Directions for this task
Below is a block of records; repeat all of them exactly.

Part of a data file
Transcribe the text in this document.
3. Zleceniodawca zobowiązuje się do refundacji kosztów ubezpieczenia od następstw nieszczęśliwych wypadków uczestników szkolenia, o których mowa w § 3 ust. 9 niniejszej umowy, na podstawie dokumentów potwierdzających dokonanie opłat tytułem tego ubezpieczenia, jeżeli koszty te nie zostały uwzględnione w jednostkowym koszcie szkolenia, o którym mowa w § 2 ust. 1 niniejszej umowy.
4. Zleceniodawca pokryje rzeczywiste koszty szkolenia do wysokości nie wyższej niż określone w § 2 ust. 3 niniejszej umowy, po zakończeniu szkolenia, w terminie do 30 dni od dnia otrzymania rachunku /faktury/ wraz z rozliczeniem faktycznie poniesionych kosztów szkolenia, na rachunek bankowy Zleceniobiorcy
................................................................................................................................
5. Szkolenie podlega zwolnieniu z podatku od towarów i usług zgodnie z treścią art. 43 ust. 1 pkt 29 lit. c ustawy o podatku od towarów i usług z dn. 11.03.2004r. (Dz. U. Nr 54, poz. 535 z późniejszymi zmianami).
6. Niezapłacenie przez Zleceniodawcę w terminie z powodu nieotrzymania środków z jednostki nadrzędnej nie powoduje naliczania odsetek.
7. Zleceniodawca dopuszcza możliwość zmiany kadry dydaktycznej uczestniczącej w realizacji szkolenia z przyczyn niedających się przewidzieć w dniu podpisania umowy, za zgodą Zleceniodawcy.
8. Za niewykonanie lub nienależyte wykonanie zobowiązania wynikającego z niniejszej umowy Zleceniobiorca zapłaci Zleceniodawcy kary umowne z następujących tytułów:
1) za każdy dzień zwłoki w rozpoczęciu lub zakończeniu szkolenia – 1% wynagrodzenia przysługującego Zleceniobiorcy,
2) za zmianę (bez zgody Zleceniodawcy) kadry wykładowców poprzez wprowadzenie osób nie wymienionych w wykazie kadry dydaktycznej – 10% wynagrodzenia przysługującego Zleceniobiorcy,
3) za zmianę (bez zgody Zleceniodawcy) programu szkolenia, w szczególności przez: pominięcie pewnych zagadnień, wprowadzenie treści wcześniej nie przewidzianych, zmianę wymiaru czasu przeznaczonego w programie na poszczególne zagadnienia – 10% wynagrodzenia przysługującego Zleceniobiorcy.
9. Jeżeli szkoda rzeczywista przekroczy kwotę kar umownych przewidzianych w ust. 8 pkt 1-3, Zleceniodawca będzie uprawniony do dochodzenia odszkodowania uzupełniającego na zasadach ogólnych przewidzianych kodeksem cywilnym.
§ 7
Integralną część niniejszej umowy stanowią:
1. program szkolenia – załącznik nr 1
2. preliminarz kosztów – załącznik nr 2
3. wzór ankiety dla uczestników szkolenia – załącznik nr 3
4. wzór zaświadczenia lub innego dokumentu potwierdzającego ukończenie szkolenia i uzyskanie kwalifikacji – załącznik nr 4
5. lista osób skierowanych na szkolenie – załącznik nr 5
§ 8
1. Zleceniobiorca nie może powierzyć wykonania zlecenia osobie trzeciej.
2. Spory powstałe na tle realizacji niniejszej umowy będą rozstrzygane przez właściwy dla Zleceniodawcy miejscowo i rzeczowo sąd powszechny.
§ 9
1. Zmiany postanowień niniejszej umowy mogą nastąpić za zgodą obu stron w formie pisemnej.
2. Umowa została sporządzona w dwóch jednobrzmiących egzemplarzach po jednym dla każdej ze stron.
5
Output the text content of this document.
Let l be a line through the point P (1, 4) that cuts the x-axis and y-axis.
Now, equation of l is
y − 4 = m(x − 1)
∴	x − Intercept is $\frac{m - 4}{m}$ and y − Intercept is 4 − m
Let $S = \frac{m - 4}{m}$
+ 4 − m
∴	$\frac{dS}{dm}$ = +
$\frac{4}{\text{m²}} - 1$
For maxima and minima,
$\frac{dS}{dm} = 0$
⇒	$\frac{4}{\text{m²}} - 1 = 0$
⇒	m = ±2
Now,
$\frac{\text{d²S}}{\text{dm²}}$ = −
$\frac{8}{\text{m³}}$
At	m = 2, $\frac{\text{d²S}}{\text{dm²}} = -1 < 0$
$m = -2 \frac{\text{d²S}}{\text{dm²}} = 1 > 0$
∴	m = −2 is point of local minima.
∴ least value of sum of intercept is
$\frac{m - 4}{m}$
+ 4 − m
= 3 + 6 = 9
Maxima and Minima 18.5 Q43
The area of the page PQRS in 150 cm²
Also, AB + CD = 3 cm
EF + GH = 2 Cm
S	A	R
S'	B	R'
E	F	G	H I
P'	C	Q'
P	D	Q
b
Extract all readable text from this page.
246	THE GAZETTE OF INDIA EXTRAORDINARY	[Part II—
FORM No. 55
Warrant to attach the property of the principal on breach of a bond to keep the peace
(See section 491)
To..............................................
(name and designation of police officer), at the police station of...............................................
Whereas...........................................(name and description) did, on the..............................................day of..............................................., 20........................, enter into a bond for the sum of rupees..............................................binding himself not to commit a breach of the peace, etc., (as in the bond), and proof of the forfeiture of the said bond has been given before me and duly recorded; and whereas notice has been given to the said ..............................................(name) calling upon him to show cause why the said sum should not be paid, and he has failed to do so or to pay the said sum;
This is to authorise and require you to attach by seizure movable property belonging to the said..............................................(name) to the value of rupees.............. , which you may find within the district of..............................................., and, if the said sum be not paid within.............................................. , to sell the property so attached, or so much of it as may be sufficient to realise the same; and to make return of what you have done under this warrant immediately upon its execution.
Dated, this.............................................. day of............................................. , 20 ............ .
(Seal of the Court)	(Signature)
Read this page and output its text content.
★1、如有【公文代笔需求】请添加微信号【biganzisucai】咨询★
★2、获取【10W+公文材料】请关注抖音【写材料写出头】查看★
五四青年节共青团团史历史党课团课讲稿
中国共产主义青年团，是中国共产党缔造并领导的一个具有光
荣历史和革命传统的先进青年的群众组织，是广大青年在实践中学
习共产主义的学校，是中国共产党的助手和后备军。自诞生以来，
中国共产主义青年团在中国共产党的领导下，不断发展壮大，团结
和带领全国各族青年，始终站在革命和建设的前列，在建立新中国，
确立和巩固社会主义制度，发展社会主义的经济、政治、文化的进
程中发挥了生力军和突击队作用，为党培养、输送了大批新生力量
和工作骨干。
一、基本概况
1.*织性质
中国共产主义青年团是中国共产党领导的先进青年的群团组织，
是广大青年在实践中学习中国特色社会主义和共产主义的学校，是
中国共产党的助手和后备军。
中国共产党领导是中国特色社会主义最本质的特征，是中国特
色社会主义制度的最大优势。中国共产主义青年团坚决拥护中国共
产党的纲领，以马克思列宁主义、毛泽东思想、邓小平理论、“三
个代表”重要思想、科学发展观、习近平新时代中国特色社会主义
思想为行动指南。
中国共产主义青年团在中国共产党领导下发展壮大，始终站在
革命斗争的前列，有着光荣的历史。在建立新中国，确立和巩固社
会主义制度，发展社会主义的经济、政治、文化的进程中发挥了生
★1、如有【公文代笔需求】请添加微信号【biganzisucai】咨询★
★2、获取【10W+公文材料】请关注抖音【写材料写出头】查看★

Task result
Transcribe the text in this document.
3. Zleceniodawca zobowiązuje się do refundacji kosztów ubezpieczenia od następstw nieszczęśliwych wypadków uczestników szkolenia, o których mowa w § 3 ust. 9 niniejszej umowy, na podstawie dokumentów potwierdzających dokonanie opłat tytułem tego ubezpieczenia, jeżeli koszty te nie zostały uwzględnione w jednostkowym koszcie szkolenia, o którym mowa w § 2 ust. 1 niniejszej umowy.
4. Zleceniodawca pokryje rzeczywiste koszty szkolenia do wysokości nie wyższej niż określone w § 2 ust. 3 niniejszej umowy, po zakończeniu szkolenia, w terminie do 30 dni od dnia otrzymania rachunku /faktury/ wraz z rozliczeniem faktycznie poniesionych kosztów szkolenia, na rachunek bankowy Zleceniobiorcy
................................................................................................................................
5. Szkolenie podlega zwolnieniu z podatku od towarów i usług zgodnie z treścią art. 43 ust. 1 pkt 29 lit. c ustawy o podatku od towarów i usług z dn. 11.03.2004r. (Dz. U. Nr 54, poz. 535 z późniejszymi zmianami).
6. Niezapłacenie przez Zleceniodawcę w terminie z powodu nieotrzymania środków z jednostki nadrzędnej nie powoduje naliczania odsetek.
7. Zleceniodawca dopuszcza możliwość zmiany kadry dydaktycznej uczestniczącej w realizacji szkolenia z przyczyn niedających się przewidzieć w dniu podpisania umowy, za zgodą Zleceniodawcy.
8. Za niewykonanie lub nienależyte wykonanie zobowiązania wynikającego z niniejszej umowy Zleceniobiorca zapłaci Zleceniodawcy kary umowne z następujących tytułów:
1) za każdy dzień zwłoki w rozpoczęciu lub zakończeniu szkolenia – 1% wynagrodzenia przysługującego Zleceniobiorcy,
2) za zmianę (bez zgody Zleceniodawcy) kadry wykładowców poprzez wprowadzenie osób nie wymienionych w wykazie kadry dydaktycznej – 10% wynagrodzenia przysługującego Zleceniobiorcy,
3) za zmianę (bez zgody Zleceniodawcy) programu szkolenia, w szczególności przez: pominięcie pewnych zagadnień, wprowadzenie treści wcześniej nie przewidzianych, zmianę wymiaru czasu przeznaczonego w programie na poszczególne zagadnienia – 10% wynagrodzenia przysługującego Zleceniobiorcy.
9. Jeżeli szkoda rzeczywista przekroczy kwotę kar umownych przewidzianych w ust. 8 pkt 1-3, Zleceniodawca będzie uprawniony do dochodzenia odszkodowania uzupełniającego na zasadach ogólnych przewidzianych kodeksem cywilnym.
§ 7
Integralną część niniejszej umowy stanowią:
1. program szkolenia – załącznik nr 1
2. preliminarz kosztów – załącznik nr 2
3. wzór ankiety dla uczestników szkolenia – załącznik nr 3
4. wzór zaświadczenia lub innego dokumentu potwierdzającego ukończenie szkolenia i uzyskanie kwalifikacji – załącznik nr 4
5. lista osób skierowanych na szkolenie – załącznik nr 5
§ 8
1. Zleceniobiorca nie może powierzyć wykonania zlecenia osobie trzeciej.
2. Spory powstałe na tle realizacji niniejszej umowy będą rozstrzygane przez właściwy dla Zleceniodawcy miejscowo i rzeczowo sąd powszechny.
§ 9
1. Zmiany postanowień niniejszej umowy mogą nastąpić za zgodą obu stron w formie pisemnej.
2. Umowa została sporządzona w dwóch jednobrzmiących egzemplarzach po jednym dla każdej ze stron.
5
Output the text content of this document.
Let l be a line through the point P (1, 4) that cuts the x-axis and y-axis.
Now, equation of l is
y − 4 = m(x − 1)
∴	x − Intercept is $\frac{m - 4}{m}$ and y − Intercept is 4 − m
Let $S = \frac{m - 4}{m}$
+ 4 − m
∴	$\frac{dS}{dm}$ = +
$\frac{4}{\text{m²}} - 1$
For maxima and minima,
$\frac{dS}{dm} = 0$
⇒	$\frac{4}{\text{m²}} - 1 = 0$
⇒	m = ±2
Now,
$\frac{\text{d²S}}{\text{dm²}}$ = −
$\frac{8}{\text{m³}}$
At	m = 2, $\frac{\text{d²S}}{\text{dm²}} = -1 < 0$
$m = -2 \frac{\text{d²S}}{\text{dm²}} = 1 > 0$
∴	m = −2 is point of local minima.
∴ least value of sum of intercept is
$\frac{m - 4}{m}$
+ 4 − m
= 3 + 6 = 9
Maxima and Minima 18.5 Q43
The area of the page PQRS in 150 cm²
Also, AB + CD = 3 cm
EF + GH = 2 Cm
S	A	R
S'	B	R'
E	F	G	H I
P'	C	Q'
P	D	Q
b
Extract all readable text from this page.
246	THE GAZETTE OF INDIA EXTRAORDINARY	[Part II—
FORM No. 55
Warrant to attach the property of the principal on breach of a bond to keep the peace
(See section 491)
To..............................................
(name and designation of police officer), at the police station of...............................................
Whereas...........................................(name and description) did, on the..............................................day of..............................................., 20........................, enter into a bond for the sum of rupees..............................................binding himself not to commit a breach of the peace, etc., (as in the bond), and proof of the forfeiture of the said bond has been given before me and duly recorded; and whereas notice has been given to the said ..............................................(name) calling upon him to show cause why the said sum should not be paid, and he has failed to do so or to pay the said sum;
This is to authorise and require you to attach by seizure movable property belonging to the said..............................................(name) to the value of rupees.............. , which you may find within the district of..............................................., and, if the said sum be not paid within.............................................. , to sell the property so attached, or so much of it as may be sufficient to realise the same; and to make return of what you have done under this warrant immediately upon its execution.
Dated, this.............................................. day of............................................. , 20 ............ .
(Seal of the Court)	(Signature)
Read this page and output its text content.
★1、如有【公文代笔需求】请添加微信号【biganzisucai】咨询★
★2、获取【10W+公文材料】请关注抖音【写材料写出头】查看★
五四青年节共青团团史历史党课团课讲稿
中国共产主义青年团，是中国共产党缔造并领导的一个具有光
荣历史和革命传统的先进青年的群众组织，是广大青年在实践中学
习共产主义的学校，是中国共产党的助手和后备军。自诞生以来，
中国共产主义青年团在中国共产党的领导下，不断发展壮大，团结
和带领全国各族青年，始终站在革命和建设的前列，在建立新中国，
确立和巩固社会主义制度，发展社会主义的经济、政治、文化的进
程中发挥了生力军和突击队作用，为党培养、输送了大批新生力量
和工作骨干。
一、基本概况
1.*织性质
中国共产主义青年团是中国共产党领导的先进青年的群团组织，
是广大青年在实践中学习中国特色社会主义和共产主义的学校，是
中国共产党的助手和后备军。
中国共产党领导是中国特色社会主义最本质的特征，是中国特
色社会主义制度的最大优势。中国共产主义青年团坚决拥护中国共
产党的纲领，以马克思列宁主义、毛泽东思想、邓小平理论、“三
个代表”重要思想、科学发展观、习近平新时代中国特色社会主义
思想为行动指南。
中国共产主义青年团在中国共产党领导下发展壮大，始终站在
革命斗争的前列，有着光荣的历史。在建立新中国，确立和巩固社
会主义制度，发展社会主义的经济、政治、文化的进程中发挥了生
★1、如有【公文代笔需求】请添加微信号【biganzisucai】咨询★
★2、获取【10W+公文材料】请关注抖音【写材料写出头】查看★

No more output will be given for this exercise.